:: SOURCE PASSAGE ::
━━━━
Royalty-Free Grant of License in a Composite Settlement Agreement Treated as Amounting to Tax Avoidance
The Indian Authority of Advance Ruling (“AAR”) recently held, in the case of Upaid Systems Limited1 (“Upaid”) that a certain portion of the amount payable under a settlement agreement, entered into for settling disputes arising from imperfect assignment of intellectual property, and which in addition to other clauses, contains a specific clause for grant of a royalty-free license over the existing, pending and future patents of Upaid, is attributable to such grant of royalty and thereby taxable.
This ruling is of significance for all business and other transactions involving composite contracts with specific values being ascribed by the parties to the various items forming part of the contract.
Upaid and its predecessors, companies incorporated in the British Virgin Islands, had entered into various agreements with Satyam Computer Services Limited (“Satyam”) and its predecessor, for development of software by Satyam and assignment of title, interest, intellectual property rights and copyright thereof to Upaid.
Subsequently, Upaid, after acquiring patent holder rights over such software, initiated proceedings against third parties for patent infringement. During the course of such proceedings, it discovered that Satyam had furnished forged signatures of its employees in inventors’ assignment agreements. Having failed to get any assistance from Satyam in proving the documents as genuine, Upaid was forced to settle the proceedings on unfavourable terms.
Thereafter, Upaid initiated proceedings against Satyam for forgery and breach of contract and a settlement agreement (“Settlement Agreement”) was entered into between the parties. As per the Settlement Agreement, Satyam was to pay to Upaid USD 70 million towards damages in connection with the forged signatures and Unpaid on its part granted Satyam a perpetual worldwide, royalty-free license on all its existing, pending and future patents.
Arguments and Ruling
The proceedings before the AAR primarily centered on the question of whether the amount receivable by Upaid from Satyam under the Settlement Agreement would be taxable in India and could be withheld by Satyam.
━━━━
:: DATASET RECORDS ::
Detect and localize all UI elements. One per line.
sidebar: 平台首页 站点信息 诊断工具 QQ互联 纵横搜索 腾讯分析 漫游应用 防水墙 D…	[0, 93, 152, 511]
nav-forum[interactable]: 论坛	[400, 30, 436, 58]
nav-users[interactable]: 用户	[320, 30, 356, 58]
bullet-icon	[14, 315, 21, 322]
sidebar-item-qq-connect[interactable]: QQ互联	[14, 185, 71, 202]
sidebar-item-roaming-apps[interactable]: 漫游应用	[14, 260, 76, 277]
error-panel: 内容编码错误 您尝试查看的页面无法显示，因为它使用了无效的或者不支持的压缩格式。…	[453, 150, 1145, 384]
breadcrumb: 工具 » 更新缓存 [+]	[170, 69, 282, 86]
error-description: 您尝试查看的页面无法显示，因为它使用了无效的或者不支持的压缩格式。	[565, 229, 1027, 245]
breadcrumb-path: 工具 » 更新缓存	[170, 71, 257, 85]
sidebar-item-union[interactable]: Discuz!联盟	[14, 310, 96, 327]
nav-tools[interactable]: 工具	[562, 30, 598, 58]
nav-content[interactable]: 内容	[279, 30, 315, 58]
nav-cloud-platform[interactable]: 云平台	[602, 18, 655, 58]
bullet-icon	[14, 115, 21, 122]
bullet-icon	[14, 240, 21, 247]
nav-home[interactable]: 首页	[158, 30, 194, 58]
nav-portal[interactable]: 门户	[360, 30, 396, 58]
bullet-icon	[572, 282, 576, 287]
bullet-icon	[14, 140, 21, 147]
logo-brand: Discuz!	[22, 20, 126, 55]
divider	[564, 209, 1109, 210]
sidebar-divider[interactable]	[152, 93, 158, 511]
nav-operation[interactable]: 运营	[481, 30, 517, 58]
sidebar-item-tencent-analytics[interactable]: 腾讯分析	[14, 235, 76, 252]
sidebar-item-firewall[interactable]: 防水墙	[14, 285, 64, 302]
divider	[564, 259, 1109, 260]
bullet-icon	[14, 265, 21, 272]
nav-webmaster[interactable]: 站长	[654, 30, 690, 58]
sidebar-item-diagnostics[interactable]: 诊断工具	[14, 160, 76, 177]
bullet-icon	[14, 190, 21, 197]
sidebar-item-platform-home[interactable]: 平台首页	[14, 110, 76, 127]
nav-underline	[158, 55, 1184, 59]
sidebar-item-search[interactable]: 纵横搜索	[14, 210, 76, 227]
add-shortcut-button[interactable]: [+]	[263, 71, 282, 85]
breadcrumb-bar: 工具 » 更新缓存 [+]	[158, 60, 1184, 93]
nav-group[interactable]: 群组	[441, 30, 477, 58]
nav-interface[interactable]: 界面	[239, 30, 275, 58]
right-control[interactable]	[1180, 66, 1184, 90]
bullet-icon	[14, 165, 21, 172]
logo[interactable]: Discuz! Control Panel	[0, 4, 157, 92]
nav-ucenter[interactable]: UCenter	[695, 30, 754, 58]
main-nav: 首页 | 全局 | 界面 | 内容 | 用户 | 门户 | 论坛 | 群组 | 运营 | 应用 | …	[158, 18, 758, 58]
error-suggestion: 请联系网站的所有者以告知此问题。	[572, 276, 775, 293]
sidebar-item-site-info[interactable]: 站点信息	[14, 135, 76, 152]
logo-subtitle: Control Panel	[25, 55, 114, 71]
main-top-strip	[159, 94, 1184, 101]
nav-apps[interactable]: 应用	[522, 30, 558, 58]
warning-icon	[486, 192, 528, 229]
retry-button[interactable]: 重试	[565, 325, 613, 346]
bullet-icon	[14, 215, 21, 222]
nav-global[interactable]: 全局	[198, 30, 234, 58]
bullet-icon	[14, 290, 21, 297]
━━━━
:: WORK TO COMPLETE ::
A) Reproduce the Upaid ruling text starting with "Royalty-Free Grant of" and going on through "and thereby taxable.".
B) Under the settlement agreement described in the Upaid ruling text, how much was Satyam to pay Upaid?
C) Summarize the Upaid ruling text in two sentences.

:: PER-TASK OUTPUTS ::
A)
Royalty-Free Grant of License in a Composite Settlement Agreement Treated as Amounting to Tax Avoidance
The Indian Authority of Advance Ruling (“AAR”) recently held, in the case of Upaid Systems Limited1 (“Upaid”) that a certain portion of the amount payable under a settlement agreement, entered into for settling disputes arising from imperfect assignment of intellectual property, and which in addition to other clauses, contains a specific clause for grant of a royalty-free license over the existing, pending and future patents of Upaid, is attributable to such grant of royalty and thereby taxable.

B) USD 70 million, as damages in connection with the forged signatures.

C) India's Authority of Advance Ruling held that part of the amount payable to Upaid Systems Limited under a settlement agreement with a clause granting a royalty-free license over Upaid's existing, pending and future patents was attributable to that license and therefore taxable. The agreement settled Upaid's proceedings against Satyam Computer Services Limited for forgery and breach of contract, and under it Satyam was to pay USD 70 million in damages in connection with forged signatures.